#### [Direction]
Return the listing below verbatim. Pictures do not belong in the copy.

▶

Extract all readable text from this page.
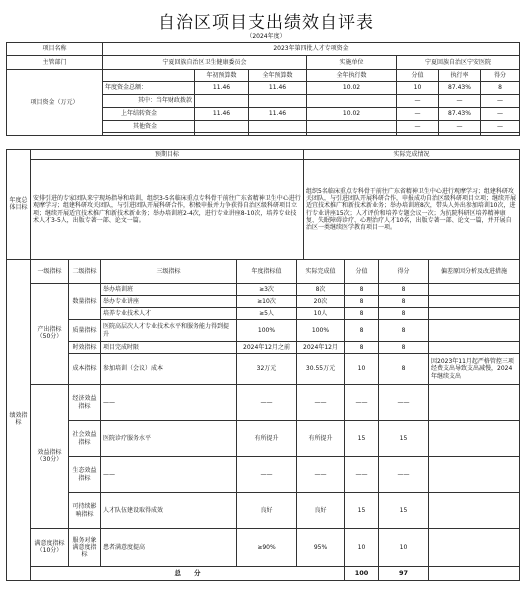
自治区项目支出绩效自评表
（2024年度）
项目名称	2023年第四批人才专项资金						
主管部门	宁夏回族自治区卫生健康委员会			实施单位	宁夏回族自治区宁安医院		
项目资金（万元）		年初预算数	全年预算数	全年执行数	分值	执行率	得分
	年度资金总额：	11.46	11.46	10.02	10	87.43%	8
	其中：当年财政拨款				—	—	—
	上年结转资金	11.46	11.46	10.02	—	87.43%	—
	其他资金				—	—	—

年度总体目标	预期目标	实际完成情况
	安排引进的专家团队来宁现场指导和培训，组织3-5名临床重点专科骨干前往广东省精神卫生中心进行观摩学习；组建科研攻关团队，与引进团队开展科研合作，积极申报并力争获得自治区级科研项目立项；继续开展适宜技术推广和新技术新业务；举办培训班2-4次，进行专业讲座8-10次，培养专业技术人才3-5人，出版专著一部、论文一篇。	组织5名临床重点专科骨干前往广东省精神卫生中心进行观摩学习；组建科研攻关团队，与引进团队开展科研合作，申报成功自治区级科研项目立项；继续开展适宜技术推广和新技术新业务；举办培训班8次，带头人外出参加培训10次，进行专业讲座15次；人才评价和培养专题会议一次；为抗院科研区培养精神康复、失眠障碍诊疗、心理治疗人才10名，出版专著一部、论文一篇，并开展自治区一类继续医学教育项目一项。
绩效指标	一级指标	二级指标	三级指标	年度指标值	实际完成值	分值	得分	偏差原因分析及改进措施
	产出指标（50分）	数量指标	举办培训班	≥3次	8次	8	8	
			举办专业讲座	≥10次	20次	8	8	
			培养专业技术人才	≥5人	10人	8	8	
		质量指标	医院高层次人才专业技术水平和服务能力得到提升	100%	100%	8	8	
		时效指标	项目完成时限	2024年12月之前	2024年12月	8	8	
		成本指标	参加培训（会议）成本	32万元	30.55万元	10	8	因2023年11月起严格管控三项经费支出导致支出减慢，2024年继续支出

	效益指标（30分）	经济效益指标	——	——	——	——	——	
		社会效益指标	医院诊疗服务水平	有所提升	有所提升	15	15	
		生态效益指标	——	——	——	——	——	
		可持续影响指标	人才队伍建设取得成效	良好	良好	15	15	
	满意度指标（10分）	服务对象满意度指标	患者满意度提高	≥90%	95%	10	10	
	总　　分					100	97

◀

#### [Complete response]
Extract all readable text from this page.
自治区项目支出绩效自评表
（2024年度）
项目名称	2023年第四批人才专项资金						
主管部门	宁夏回族自治区卫生健康委员会			实施单位	宁夏回族自治区宁安医院		
项目资金（万元）		年初预算数	全年预算数	全年执行数	分值	执行率	得分
	年度资金总额：	11.46	11.46	10.02	10	87.43%	8
	其中：当年财政拨款				—	—	—
	上年结转资金	11.46	11.46	10.02	—	87.43%	—
	其他资金				—	—	—

年度总体目标	预期目标	实际完成情况
	安排引进的专家团队来宁现场指导和培训，组织3-5名临床重点专科骨干前往广东省精神卫生中心进行观摩学习；组建科研攻关团队，与引进团队开展科研合作，积极申报并力争获得自治区级科研项目立项；继续开展适宜技术推广和新技术新业务；举办培训班2-4次，进行专业讲座8-10次，培养专业技术人才3-5人，出版专著一部、论文一篇。	组织5名临床重点专科骨干前往广东省精神卫生中心进行观摩学习；组建科研攻关团队，与引进团队开展科研合作，申报成功自治区级科研项目立项；继续开展适宜技术推广和新技术新业务；举办培训班8次，带头人外出参加培训10次，进行专业讲座15次；人才评价和培养专题会议一次；为抗院科研区培养精神康复、失眠障碍诊疗、心理治疗人才10名，出版专著一部、论文一篇，并开展自治区一类继续医学教育项目一项。
绩效指标	一级指标	二级指标	三级指标	年度指标值	实际完成值	分值	得分	偏差原因分析及改进措施
	产出指标（50分）	数量指标	举办培训班	≥3次	8次	8	8	
			举办专业讲座	≥10次	20次	8	8	
			培养专业技术人才	≥5人	10人	8	8	
		质量指标	医院高层次人才专业技术水平和服务能力得到提升	100%	100%	8	8	
		时效指标	项目完成时限	2024年12月之前	2024年12月	8	8	
		成本指标	参加培训（会议）成本	32万元	30.55万元	10	8	因2023年11月起严格管控三项经费支出导致支出减慢，2024年继续支出

	效益指标（30分）	经济效益指标	——	——	——	——	——	
		社会效益指标	医院诊疗服务水平	有所提升	有所提升	15	15	
		生态效益指标	——	——	——	——	——	
		可持续影响指标	人才队伍建设取得成效	良好	良好	15	15	
	满意度指标（10分）	服务对象满意度指标	患者满意度提高	≥90%	95%	10	10	
	总　　分					100	97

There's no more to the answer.